(Data excerpts)
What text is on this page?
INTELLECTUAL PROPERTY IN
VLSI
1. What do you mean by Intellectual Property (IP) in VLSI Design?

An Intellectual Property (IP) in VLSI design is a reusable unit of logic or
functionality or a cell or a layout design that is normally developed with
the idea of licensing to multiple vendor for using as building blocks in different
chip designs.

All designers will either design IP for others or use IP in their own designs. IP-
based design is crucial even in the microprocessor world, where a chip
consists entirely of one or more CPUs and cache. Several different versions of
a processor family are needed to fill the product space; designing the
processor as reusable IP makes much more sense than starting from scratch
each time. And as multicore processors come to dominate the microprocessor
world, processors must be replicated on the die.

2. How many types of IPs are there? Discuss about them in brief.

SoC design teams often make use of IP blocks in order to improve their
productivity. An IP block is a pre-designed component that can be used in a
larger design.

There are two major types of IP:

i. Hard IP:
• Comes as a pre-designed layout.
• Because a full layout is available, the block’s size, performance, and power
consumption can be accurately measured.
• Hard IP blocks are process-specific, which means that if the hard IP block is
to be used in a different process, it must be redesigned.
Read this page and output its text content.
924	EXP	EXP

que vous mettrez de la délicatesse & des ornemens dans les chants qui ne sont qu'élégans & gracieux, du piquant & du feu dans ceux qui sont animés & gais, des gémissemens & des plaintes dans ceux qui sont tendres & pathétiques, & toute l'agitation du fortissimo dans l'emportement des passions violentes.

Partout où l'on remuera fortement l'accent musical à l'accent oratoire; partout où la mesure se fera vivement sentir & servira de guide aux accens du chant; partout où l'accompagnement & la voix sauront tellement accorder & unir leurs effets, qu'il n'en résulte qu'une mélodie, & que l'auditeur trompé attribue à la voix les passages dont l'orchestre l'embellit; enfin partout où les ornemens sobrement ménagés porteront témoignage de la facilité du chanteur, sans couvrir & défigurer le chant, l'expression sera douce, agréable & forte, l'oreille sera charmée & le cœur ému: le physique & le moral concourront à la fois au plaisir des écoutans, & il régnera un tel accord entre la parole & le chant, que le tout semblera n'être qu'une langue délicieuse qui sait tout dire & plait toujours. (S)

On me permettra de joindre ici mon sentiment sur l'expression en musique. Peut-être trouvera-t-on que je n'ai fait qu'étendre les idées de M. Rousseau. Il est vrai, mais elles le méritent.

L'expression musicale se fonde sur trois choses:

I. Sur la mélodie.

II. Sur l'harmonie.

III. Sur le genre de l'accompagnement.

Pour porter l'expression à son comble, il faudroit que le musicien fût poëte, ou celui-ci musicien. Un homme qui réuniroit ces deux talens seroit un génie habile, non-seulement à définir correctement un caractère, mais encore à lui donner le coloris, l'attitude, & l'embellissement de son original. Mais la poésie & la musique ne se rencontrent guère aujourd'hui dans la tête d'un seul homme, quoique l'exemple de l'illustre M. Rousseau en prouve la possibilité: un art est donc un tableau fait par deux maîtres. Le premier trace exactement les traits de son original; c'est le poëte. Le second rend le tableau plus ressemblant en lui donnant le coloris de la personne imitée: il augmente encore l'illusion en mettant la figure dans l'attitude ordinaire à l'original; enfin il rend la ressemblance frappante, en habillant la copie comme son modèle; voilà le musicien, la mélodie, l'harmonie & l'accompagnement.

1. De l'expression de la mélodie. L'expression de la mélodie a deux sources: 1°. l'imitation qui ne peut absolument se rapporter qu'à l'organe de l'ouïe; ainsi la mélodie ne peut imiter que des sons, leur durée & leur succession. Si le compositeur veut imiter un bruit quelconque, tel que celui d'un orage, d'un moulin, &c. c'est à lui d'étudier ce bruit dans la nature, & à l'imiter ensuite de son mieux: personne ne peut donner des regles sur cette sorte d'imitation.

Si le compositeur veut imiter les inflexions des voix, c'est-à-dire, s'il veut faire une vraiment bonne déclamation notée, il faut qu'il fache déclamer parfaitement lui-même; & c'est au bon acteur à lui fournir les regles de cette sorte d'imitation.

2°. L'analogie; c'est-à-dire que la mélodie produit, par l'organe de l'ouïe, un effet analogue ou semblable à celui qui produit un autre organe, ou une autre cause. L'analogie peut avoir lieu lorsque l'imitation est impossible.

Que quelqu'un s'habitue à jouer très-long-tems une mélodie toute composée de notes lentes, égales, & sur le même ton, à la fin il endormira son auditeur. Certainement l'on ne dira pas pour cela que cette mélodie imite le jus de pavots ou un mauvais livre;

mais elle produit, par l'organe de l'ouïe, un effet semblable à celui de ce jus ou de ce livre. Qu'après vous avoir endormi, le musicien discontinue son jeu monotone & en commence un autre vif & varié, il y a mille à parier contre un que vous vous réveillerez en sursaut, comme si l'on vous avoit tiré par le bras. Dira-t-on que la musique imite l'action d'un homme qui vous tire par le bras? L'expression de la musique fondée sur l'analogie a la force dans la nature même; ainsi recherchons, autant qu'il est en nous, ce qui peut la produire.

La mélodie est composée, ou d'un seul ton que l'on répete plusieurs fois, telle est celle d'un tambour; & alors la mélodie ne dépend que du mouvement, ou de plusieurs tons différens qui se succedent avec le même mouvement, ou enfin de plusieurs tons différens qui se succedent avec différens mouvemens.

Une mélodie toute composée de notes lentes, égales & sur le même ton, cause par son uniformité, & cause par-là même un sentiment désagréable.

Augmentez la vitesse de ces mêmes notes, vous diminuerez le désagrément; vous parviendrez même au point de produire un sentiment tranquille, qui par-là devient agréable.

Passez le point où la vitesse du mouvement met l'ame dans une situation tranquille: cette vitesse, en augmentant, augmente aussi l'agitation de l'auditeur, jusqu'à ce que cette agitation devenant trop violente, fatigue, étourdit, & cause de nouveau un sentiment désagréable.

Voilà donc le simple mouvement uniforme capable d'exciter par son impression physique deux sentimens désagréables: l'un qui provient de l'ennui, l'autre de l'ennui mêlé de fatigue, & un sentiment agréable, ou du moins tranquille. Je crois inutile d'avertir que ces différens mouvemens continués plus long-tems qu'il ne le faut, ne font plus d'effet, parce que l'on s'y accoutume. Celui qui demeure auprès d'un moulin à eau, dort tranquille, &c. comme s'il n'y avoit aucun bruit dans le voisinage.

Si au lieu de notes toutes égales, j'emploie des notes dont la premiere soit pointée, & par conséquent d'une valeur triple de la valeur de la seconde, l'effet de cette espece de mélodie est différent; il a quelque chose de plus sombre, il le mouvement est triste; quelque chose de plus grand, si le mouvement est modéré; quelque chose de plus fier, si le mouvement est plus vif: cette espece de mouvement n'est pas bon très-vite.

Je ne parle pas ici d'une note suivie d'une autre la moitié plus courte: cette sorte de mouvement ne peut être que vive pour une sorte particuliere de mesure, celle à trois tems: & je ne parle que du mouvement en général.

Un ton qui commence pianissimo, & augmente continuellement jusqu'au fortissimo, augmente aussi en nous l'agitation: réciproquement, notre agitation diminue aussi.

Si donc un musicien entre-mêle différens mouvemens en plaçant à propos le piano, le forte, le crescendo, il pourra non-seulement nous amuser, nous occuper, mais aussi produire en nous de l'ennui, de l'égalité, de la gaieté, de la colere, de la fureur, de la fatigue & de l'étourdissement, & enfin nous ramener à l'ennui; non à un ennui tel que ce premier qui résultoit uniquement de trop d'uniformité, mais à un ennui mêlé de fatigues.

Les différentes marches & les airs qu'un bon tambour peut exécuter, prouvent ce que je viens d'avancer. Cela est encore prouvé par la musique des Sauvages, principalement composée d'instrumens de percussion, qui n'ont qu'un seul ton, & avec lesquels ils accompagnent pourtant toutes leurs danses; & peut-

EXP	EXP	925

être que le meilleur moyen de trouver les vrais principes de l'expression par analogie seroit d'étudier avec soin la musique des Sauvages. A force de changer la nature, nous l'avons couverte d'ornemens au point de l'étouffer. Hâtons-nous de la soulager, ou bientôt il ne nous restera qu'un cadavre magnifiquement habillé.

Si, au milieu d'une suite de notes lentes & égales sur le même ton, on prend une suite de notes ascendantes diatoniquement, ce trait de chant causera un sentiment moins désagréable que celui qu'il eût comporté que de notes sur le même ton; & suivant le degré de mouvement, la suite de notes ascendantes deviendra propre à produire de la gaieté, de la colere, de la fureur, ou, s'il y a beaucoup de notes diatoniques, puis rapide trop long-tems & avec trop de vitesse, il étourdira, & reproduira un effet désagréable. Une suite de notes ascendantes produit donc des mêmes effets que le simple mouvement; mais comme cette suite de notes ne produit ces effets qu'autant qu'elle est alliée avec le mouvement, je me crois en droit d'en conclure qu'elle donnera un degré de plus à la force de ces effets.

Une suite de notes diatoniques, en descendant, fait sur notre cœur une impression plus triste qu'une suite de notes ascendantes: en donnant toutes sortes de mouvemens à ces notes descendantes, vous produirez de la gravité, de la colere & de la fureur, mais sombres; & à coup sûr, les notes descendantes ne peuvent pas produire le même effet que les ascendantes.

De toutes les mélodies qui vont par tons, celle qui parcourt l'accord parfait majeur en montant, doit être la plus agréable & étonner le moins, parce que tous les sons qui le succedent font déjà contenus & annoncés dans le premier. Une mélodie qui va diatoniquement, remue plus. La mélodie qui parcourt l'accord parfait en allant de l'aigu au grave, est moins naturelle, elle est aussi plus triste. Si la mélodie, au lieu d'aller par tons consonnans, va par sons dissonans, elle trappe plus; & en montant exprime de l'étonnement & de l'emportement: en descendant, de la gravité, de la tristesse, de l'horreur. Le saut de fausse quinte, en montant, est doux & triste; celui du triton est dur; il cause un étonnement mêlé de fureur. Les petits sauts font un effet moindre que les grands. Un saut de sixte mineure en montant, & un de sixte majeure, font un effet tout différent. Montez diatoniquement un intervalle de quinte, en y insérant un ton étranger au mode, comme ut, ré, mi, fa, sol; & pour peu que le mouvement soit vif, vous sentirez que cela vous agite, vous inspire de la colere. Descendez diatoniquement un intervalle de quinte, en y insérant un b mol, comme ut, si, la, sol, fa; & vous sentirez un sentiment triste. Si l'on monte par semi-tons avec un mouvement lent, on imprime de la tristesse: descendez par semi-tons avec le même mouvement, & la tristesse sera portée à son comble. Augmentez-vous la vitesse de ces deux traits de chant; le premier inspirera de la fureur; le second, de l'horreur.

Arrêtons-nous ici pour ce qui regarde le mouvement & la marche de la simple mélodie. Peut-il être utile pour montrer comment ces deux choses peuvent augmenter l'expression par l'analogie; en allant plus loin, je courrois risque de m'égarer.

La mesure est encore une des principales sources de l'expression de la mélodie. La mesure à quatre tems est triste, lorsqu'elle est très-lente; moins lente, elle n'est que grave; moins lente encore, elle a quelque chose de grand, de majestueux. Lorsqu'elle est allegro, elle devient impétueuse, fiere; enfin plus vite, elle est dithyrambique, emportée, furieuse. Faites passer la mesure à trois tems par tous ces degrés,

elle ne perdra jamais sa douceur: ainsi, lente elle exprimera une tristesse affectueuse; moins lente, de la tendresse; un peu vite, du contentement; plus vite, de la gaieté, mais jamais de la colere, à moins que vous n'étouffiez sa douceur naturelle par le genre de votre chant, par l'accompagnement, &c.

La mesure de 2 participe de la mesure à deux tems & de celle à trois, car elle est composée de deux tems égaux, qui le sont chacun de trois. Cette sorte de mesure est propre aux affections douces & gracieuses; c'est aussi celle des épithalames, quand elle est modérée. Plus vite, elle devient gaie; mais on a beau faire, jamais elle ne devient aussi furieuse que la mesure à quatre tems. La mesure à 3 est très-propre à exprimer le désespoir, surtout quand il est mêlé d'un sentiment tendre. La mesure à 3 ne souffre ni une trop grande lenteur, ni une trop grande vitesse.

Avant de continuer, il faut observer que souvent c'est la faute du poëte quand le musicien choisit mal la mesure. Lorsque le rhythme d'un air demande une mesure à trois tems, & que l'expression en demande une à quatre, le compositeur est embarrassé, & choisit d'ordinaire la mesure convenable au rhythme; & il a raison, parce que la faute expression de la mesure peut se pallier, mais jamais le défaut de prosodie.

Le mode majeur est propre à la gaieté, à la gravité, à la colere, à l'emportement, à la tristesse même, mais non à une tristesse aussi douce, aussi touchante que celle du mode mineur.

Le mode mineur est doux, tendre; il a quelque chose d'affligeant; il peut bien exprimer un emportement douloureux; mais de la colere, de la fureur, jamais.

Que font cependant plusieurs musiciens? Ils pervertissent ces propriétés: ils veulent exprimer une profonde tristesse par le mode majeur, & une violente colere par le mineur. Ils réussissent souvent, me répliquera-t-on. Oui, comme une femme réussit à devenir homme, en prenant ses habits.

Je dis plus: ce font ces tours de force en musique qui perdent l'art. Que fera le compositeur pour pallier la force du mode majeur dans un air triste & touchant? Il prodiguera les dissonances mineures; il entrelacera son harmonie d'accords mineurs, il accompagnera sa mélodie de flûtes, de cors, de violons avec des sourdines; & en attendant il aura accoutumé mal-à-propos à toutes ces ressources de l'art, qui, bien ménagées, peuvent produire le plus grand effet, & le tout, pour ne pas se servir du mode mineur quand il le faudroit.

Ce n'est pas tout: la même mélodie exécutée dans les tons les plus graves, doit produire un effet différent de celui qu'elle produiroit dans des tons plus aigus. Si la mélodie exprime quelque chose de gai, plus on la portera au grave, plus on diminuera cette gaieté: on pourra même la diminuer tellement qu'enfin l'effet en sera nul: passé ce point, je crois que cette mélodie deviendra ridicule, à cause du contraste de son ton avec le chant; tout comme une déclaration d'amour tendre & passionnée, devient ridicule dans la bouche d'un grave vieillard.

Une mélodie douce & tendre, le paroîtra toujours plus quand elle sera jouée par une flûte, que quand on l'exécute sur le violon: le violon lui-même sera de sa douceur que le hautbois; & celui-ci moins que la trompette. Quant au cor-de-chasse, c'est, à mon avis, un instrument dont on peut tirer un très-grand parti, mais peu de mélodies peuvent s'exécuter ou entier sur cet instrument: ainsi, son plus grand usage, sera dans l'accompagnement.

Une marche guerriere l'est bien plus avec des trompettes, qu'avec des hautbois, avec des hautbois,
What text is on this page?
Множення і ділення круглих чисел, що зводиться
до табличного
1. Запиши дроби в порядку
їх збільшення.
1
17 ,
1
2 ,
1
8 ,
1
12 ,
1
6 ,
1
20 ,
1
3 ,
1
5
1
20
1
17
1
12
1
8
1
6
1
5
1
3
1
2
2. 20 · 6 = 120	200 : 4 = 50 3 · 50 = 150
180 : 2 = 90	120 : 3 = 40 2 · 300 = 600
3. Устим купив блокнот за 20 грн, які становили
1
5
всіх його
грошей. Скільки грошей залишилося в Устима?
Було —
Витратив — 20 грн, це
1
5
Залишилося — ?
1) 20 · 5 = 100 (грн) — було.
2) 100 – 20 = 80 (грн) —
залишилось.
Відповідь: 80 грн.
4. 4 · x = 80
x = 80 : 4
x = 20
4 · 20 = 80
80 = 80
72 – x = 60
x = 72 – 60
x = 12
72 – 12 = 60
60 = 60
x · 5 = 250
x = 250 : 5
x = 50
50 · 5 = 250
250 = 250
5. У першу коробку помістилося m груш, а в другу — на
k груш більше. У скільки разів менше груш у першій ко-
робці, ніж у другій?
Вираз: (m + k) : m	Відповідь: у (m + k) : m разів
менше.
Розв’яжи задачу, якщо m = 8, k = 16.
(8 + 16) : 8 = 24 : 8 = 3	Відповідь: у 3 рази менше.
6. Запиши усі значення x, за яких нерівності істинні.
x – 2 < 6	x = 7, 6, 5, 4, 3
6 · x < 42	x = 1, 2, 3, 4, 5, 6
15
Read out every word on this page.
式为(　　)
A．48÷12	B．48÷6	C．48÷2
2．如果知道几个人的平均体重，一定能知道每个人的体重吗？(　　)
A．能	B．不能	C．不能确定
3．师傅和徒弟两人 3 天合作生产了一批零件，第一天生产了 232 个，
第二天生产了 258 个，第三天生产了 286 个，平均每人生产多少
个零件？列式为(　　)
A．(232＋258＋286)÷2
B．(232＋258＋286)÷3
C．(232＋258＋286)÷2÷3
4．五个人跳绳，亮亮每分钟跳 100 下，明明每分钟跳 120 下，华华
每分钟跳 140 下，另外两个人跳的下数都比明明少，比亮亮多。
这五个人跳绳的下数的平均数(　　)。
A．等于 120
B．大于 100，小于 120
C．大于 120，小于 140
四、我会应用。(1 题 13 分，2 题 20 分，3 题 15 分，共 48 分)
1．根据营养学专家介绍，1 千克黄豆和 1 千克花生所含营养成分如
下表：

EXERCISE - Select from the material above each line in which the string "different" appears, and list those lines.

FINAL RESULT -
the idea of licensing to multiple vendor for using as building blocks in different
consists entirely of one or more CPUs and cache. Several different versions of
to be used in a different process, it must be redesigned.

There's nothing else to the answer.